# GIVEN PROBLEM
All records should be reproduced verbatim.

[Figure dataset records]
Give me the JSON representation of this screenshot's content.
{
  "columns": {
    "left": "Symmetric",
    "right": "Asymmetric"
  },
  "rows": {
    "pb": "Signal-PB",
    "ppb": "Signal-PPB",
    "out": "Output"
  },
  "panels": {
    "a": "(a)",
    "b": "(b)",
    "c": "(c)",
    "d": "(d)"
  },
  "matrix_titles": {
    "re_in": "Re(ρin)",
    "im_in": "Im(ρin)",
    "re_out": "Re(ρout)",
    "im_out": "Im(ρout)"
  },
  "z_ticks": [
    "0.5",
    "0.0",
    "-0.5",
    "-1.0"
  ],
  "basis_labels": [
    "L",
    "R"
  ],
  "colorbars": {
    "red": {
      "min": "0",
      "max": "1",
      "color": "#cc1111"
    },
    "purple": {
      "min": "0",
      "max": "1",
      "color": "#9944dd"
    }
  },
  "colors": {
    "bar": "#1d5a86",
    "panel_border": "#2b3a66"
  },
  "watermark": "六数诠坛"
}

# FINISHED TASK
Give me the JSON representation of this screenshot's content.
{
  "columns": {
    "left": "Symmetric",
    "right": "Asymmetric"
  },
  "rows": {
    "pb": "Signal-PB",
    "ppb": "Signal-PPB",
    "out": "Output"
  },
  "panels": {
    "a": "(a)",
    "b": "(b)",
    "c": "(c)",
    "d": "(d)"
  },
  "matrix_titles": {
    "re_in": "Re(ρin)",
    "im_in": "Im(ρin)",
    "re_out": "Re(ρout)",
    "im_out": "Im(ρout)"
  },
  "z_ticks": [
    "0.5",
    "0.0",
    "-0.5",
    "-1.0"
  ],
  "basis_labels": [
    "L",
    "R"
  ],
  "colorbars": {
    "red": {
      "min": "0",
      "max": "1",
      "color": "#cc1111"
    },
    "purple": {
      "min": "0",
      "max": "1",
      "color": "#9944dd"
    }
  },
  "colors": {
    "bar": "#1d5a86",
    "panel_border": "#2b3a66"
  },
  "watermark": "六数诠坛"
}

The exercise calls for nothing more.